Saturday, October 15, 2005


Fairly recently I mentioned (and quoted) a thoughtful article by Giles Fraser which contributes constructively to the conversation opened up by Salman Rushdie about how religion gets ‘reformed’ or ‘enlightened’. Theo Hobson then added an important qualification, viz. Elsewhere the Reformation may have produced ‘theocratic fascism’, but in England it enabled the emergence of the first truly modern culture. Our tradition of political and intellectual freedom is rooted in our distinctive version of the Reformation. Today like never before we must show how our secularism comes out of our distinctive religious tradition. Our history is not irrelevant to hopes of an Islamic reformation.

But Giles’ central point still stands – which is that, as Milan Kundera also illustrates, literary imagination is a practice and a perspective which depends inherently upon the fecundity rather than the fixity of the word. Part of the vocation of the writer is to preserve this freedom. And it is with this consciousness of narrativity and intertextuality that thoughtful Christians, in dialogue with a diverse interpretative community, find their formative texts to be revelatory ... in a way which constantly thwarts those who want to ‘close the book’ (in this case the Bible) to buttress their knock-down, bullying arguments.

I remarked at the time that Giles’ piece had been misleadingly headlined by The Guardian’s features section (‘Rushdie should swap his crusading for novel writing’). And, sure enough, some duly read it as what one weblog characterised as a ‘sneaky and disguised’ attack on Rushdie, and what Jonathan Heawood of the Fabian Society – in a depressing example of satire defeating thought – laughingly called 'an Anglican fatawa’. On the contrary: Fraser was clearly affirming the central importance of what Rushdie is really effective at (in Midnight’s Children, Shalimar the Clown and elsewhere), as distinct from his recognisably less useful programmatic views on religion. The latter are made entirely understandable by the appalling threats against him, but this does not, of itself, make them adequate.

■ **Material supplied**:
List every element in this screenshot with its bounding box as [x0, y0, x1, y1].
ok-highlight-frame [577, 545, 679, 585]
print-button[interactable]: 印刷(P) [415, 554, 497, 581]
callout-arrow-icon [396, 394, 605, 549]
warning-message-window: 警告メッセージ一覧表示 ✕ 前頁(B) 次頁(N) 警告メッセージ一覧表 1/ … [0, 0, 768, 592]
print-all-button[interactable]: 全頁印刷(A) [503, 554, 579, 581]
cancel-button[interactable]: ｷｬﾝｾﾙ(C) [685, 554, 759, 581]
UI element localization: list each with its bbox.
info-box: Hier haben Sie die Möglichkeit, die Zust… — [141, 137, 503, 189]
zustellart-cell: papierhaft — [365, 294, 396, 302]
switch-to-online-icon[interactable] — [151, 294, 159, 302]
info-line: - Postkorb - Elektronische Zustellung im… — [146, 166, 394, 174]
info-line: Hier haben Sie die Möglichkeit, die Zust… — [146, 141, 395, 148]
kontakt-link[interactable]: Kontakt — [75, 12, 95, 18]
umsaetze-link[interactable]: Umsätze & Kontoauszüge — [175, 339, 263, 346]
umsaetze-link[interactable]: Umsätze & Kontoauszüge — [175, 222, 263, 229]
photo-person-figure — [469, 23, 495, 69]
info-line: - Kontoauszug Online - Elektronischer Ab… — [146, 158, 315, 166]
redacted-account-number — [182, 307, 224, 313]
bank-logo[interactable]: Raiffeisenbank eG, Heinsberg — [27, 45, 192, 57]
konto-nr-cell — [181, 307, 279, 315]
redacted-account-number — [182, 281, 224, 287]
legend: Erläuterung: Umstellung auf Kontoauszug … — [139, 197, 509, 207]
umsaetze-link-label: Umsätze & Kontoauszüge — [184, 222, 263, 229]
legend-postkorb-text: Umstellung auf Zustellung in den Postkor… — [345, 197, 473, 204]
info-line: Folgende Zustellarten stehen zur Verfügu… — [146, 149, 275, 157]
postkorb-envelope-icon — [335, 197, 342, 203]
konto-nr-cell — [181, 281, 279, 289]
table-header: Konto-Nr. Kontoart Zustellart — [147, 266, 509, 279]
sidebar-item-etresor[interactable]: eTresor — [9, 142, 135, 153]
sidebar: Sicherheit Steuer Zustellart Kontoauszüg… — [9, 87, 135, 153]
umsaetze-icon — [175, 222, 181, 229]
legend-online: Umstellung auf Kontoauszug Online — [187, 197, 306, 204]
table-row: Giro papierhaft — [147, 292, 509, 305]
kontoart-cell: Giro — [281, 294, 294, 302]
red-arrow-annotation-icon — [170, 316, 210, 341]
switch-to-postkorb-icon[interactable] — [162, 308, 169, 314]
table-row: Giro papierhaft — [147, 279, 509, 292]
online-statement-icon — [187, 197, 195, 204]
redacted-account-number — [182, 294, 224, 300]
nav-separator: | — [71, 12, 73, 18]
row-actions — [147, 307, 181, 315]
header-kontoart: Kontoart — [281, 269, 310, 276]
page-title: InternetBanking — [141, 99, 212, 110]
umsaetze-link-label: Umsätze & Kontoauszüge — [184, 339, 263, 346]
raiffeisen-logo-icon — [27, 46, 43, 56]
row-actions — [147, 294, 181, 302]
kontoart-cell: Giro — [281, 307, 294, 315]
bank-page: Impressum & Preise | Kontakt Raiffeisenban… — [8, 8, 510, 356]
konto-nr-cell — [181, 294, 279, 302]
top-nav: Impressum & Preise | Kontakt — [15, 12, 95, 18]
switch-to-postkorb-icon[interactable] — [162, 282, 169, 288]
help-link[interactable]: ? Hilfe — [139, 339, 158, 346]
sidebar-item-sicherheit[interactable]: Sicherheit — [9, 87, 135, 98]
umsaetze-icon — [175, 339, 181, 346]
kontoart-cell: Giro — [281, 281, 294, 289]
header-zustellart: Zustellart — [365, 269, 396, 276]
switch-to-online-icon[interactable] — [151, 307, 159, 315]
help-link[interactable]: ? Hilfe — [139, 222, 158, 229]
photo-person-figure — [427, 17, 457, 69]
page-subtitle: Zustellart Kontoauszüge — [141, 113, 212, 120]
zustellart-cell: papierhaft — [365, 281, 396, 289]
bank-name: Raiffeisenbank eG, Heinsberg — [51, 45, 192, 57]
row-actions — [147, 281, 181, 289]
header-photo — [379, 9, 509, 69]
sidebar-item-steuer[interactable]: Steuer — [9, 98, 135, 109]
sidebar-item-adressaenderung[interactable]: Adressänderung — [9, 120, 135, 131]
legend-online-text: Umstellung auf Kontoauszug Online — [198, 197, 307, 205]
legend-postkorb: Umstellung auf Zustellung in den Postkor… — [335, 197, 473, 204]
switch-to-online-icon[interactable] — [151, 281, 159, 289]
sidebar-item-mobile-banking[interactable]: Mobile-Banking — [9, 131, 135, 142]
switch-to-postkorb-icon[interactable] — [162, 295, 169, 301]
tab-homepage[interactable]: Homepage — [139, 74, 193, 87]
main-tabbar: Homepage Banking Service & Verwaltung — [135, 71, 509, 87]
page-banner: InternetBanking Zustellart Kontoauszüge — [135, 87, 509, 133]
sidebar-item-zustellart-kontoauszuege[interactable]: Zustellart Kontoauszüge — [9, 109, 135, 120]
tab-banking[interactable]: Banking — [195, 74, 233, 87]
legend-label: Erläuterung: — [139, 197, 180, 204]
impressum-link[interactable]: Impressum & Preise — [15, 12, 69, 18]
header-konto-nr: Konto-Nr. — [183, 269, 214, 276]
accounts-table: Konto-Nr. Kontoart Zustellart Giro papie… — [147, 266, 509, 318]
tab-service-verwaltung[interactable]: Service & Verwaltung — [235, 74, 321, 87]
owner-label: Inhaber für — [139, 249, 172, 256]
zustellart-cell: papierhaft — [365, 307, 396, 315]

■ **Tasks and exercises**:
a – Answer each question below using the post on Salman Rushdie and religious reform.
(i) In the quoted words of Theo Hobson, what tradition is rooted in England's distinctive version of the Reformation?
(ii) Which other writer does the post say also illustrates Giles Fraser's central point?
(iii) What headline did The Guardian's features section give Fraser's piece?
b – Write the next part of the post on Salman Rushdie and religious reform, picking up after its final sentence.

■ **Written responses**:
a –
(i) England's tradition of political and intellectual freedom.
(ii) Milan Kundera.
(iii) 'Rushdie should swap his crusading for novel writing'.

b –
Six years ago I wrote a short response in The Guardian to an article on religion by a literary critic and novelist. It elaborates a similar point about emancipating narrative, so forgive me if I quote it here, with one editorial clarification: James Wood's brilliant article on how fiction killed faith (Beyond Belief, January 1) is mistaken in only one respect. The 'victim' is not free faith but authoritarian doctrine, and the 'perpetrator' is not the novelist but organised religion itself. Christian theologians have argued for many years that the core of Scripture is liberating narrative not totalitarian religion. [But] many churches eschew serious theological thought, and many theologians [therefore] take refuge in secularity. Meanwhile, faith of all sorts not only persists today, it flourishes. However, divorced from both spiritually nourishing narrative and intellectually cleansing critical thought it is often ugly and diseased.

Incidentally, and with reference to fictive realism, Theo Hobson’s piece on The Sound of Music (‘Hegel with Songs’) is also definitely worth reading.